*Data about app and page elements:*
= Beginning of Section =

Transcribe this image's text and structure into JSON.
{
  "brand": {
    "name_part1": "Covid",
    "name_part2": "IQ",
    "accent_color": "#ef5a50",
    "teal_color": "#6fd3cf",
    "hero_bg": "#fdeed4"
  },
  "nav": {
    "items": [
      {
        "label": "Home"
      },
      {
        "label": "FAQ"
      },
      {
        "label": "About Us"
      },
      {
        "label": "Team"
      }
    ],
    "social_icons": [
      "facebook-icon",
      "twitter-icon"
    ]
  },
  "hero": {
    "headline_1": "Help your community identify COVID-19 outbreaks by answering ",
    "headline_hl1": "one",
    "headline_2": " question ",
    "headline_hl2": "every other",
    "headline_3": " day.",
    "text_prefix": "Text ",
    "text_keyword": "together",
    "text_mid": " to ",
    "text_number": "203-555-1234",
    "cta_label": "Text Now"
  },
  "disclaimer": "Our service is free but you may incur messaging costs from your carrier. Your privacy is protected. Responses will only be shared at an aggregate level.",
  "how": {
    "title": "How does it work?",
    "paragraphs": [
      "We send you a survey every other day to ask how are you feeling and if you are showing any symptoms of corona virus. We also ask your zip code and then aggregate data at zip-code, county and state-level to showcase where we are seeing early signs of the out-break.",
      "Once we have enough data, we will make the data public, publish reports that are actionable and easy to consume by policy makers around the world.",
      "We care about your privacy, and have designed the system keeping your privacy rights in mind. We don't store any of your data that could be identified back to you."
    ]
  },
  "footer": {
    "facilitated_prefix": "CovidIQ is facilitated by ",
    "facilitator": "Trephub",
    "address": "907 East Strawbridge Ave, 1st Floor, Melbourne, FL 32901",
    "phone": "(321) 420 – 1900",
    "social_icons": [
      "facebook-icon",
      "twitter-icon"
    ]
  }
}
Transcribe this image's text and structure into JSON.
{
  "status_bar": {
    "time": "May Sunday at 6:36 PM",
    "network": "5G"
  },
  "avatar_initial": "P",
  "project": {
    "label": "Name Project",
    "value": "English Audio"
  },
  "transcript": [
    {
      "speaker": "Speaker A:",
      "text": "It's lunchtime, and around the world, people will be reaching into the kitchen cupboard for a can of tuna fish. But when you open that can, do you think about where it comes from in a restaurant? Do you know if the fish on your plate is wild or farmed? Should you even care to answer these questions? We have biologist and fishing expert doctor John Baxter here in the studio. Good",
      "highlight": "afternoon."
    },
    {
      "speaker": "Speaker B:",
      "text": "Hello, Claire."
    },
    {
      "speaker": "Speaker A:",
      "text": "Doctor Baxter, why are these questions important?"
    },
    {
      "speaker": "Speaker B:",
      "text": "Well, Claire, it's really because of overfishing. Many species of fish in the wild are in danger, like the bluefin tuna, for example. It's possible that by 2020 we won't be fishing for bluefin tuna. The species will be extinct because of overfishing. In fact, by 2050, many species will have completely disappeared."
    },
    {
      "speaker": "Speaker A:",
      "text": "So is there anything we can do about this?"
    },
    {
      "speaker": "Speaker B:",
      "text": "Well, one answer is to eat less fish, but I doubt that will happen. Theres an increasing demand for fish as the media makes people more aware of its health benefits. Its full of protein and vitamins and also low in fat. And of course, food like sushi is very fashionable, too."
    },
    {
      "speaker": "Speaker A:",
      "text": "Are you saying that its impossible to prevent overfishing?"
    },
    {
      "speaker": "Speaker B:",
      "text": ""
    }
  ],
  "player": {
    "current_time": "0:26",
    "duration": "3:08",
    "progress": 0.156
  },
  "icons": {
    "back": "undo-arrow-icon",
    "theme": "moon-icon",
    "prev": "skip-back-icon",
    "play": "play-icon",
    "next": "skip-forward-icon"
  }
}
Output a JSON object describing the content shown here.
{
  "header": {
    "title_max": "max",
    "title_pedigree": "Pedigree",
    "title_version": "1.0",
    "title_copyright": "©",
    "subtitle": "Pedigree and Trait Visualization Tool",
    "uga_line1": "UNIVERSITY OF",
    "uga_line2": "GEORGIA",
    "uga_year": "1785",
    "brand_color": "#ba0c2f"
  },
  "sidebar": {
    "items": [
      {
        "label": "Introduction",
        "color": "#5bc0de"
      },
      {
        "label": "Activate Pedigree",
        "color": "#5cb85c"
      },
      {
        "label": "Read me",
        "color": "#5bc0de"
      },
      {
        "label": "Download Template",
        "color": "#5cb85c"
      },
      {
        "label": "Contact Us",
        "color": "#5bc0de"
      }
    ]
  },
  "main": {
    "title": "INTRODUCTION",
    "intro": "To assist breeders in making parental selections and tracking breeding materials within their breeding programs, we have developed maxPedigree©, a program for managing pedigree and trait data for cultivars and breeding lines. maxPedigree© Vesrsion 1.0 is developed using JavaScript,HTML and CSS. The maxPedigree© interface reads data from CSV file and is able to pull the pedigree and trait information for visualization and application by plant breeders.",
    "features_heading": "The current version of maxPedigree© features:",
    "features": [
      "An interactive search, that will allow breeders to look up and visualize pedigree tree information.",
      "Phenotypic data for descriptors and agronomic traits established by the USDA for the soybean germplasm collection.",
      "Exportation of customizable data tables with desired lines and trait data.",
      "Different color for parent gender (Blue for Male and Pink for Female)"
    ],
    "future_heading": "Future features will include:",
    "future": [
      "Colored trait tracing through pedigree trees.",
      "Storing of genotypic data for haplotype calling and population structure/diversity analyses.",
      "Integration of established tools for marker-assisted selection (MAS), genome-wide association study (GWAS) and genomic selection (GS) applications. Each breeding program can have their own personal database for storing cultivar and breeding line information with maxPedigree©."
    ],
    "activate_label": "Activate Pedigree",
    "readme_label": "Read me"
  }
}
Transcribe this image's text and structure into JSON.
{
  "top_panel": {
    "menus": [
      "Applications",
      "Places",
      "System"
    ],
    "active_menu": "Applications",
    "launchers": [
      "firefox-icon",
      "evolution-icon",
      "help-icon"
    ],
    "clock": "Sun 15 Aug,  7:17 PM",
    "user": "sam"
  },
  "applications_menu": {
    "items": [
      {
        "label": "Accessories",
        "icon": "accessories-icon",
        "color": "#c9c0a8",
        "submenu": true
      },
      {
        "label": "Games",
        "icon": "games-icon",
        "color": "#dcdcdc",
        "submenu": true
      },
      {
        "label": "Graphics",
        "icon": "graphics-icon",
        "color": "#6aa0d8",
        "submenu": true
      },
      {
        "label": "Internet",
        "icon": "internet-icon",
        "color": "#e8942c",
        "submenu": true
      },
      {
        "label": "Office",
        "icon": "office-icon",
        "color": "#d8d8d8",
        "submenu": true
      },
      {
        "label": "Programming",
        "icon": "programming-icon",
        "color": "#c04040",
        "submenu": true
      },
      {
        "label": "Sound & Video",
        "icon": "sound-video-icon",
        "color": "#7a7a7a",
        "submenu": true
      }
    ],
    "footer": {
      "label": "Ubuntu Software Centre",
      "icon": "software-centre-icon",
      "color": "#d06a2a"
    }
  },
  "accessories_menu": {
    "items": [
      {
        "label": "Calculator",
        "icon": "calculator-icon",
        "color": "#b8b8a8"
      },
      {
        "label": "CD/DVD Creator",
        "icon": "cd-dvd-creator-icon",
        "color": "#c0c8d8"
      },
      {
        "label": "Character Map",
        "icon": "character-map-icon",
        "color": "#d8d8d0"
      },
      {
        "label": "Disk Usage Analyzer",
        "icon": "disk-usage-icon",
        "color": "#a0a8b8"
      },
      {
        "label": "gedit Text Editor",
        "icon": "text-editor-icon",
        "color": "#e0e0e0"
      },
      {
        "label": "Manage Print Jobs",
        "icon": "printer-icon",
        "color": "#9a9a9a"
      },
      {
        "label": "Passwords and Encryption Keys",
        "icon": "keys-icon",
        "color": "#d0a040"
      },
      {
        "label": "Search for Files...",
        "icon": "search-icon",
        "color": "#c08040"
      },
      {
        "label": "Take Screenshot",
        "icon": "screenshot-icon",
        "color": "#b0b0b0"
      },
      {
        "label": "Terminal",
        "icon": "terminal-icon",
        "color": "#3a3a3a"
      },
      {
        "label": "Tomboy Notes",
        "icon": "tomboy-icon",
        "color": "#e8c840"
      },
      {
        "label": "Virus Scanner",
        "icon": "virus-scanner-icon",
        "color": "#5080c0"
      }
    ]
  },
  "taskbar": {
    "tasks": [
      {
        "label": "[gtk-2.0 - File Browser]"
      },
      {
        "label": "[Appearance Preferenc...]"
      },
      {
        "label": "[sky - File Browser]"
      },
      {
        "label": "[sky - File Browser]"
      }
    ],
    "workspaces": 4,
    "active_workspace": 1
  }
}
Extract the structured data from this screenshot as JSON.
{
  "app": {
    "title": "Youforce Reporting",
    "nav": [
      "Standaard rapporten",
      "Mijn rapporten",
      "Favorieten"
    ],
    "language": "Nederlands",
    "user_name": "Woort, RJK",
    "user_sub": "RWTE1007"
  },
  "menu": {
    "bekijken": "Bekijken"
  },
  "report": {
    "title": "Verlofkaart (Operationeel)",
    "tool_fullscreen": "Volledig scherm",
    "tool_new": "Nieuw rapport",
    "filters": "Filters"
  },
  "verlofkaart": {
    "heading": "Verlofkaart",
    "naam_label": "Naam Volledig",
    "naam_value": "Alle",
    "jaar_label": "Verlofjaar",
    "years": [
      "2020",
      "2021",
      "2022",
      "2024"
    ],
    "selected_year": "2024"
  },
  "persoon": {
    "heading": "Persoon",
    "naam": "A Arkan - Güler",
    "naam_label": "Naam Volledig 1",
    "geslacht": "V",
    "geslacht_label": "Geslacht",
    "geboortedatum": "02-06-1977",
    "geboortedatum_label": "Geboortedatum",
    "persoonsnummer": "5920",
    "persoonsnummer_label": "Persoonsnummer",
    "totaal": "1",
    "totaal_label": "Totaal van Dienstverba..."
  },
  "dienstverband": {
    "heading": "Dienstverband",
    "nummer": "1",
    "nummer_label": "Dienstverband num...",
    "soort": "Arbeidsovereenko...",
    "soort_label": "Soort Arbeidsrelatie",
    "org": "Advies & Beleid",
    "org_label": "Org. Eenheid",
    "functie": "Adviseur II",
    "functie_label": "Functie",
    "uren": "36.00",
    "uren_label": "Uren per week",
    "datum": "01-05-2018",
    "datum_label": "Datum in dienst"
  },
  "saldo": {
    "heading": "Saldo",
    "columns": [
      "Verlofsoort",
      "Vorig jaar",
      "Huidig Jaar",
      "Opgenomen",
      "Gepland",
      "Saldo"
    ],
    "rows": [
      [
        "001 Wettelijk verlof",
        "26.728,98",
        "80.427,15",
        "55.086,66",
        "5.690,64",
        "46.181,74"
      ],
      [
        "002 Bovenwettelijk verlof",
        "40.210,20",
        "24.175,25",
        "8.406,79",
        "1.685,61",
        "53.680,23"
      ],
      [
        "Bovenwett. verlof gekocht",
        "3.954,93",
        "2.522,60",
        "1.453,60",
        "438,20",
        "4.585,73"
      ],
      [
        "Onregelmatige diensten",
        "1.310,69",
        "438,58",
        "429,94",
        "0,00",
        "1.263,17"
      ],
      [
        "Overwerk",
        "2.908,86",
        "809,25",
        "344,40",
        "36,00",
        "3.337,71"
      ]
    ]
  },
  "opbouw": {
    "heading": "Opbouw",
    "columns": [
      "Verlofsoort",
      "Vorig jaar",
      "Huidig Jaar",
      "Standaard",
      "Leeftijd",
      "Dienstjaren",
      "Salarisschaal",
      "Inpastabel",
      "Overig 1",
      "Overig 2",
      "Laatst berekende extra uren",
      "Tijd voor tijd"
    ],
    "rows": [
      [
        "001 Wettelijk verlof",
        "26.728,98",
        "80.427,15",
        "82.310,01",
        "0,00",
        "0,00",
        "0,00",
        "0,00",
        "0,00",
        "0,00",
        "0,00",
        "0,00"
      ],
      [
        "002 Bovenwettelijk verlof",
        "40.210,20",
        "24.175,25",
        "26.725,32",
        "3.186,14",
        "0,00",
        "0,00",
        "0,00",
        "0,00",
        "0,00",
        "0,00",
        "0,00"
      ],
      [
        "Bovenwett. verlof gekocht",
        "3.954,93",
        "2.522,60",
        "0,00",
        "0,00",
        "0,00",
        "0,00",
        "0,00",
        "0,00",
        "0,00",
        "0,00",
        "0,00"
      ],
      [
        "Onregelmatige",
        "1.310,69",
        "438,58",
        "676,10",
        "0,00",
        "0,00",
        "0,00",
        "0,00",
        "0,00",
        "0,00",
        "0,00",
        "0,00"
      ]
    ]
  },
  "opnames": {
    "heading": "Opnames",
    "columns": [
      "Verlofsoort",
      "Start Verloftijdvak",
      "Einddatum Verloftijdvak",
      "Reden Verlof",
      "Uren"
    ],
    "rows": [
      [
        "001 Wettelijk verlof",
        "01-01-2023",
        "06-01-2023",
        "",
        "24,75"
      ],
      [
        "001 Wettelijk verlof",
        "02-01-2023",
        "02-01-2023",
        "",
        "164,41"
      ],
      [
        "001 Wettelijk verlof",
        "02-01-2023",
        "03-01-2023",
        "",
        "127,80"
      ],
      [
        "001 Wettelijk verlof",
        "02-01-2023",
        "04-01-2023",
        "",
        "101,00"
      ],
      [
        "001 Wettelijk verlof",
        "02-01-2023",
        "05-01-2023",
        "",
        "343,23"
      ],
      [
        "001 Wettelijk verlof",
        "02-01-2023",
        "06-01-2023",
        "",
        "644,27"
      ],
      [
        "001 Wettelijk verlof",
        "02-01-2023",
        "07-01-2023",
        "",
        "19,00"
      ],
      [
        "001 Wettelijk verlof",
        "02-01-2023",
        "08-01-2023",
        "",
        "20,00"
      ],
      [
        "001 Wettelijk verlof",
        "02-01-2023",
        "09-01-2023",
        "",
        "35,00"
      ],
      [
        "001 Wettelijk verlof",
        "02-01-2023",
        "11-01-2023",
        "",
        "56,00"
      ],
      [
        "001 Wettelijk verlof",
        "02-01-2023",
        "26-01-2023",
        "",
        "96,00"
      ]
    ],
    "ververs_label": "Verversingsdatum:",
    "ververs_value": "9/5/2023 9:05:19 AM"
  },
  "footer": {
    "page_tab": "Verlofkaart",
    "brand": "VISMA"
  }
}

= End of Section =

Show each line in the entries that holds the string "lines".

*Solution to this exercise:*
    "intro": "To assist breeders in making parental selections and tracking breeding materials within their breeding programs, we have developed maxPedigree©, a program for managing pedigree and trait data for cultivars and breeding lines. maxPedigree© Vesrsion 1.0 is developed using JavaScript,HTML and CSS. The maxPedigree© interface reads data from CSV file and is able to pull the pedigree and trait information for visualization and application by plant breeders.",
      "Exportation of customizable data tables with desired lines and trait data.",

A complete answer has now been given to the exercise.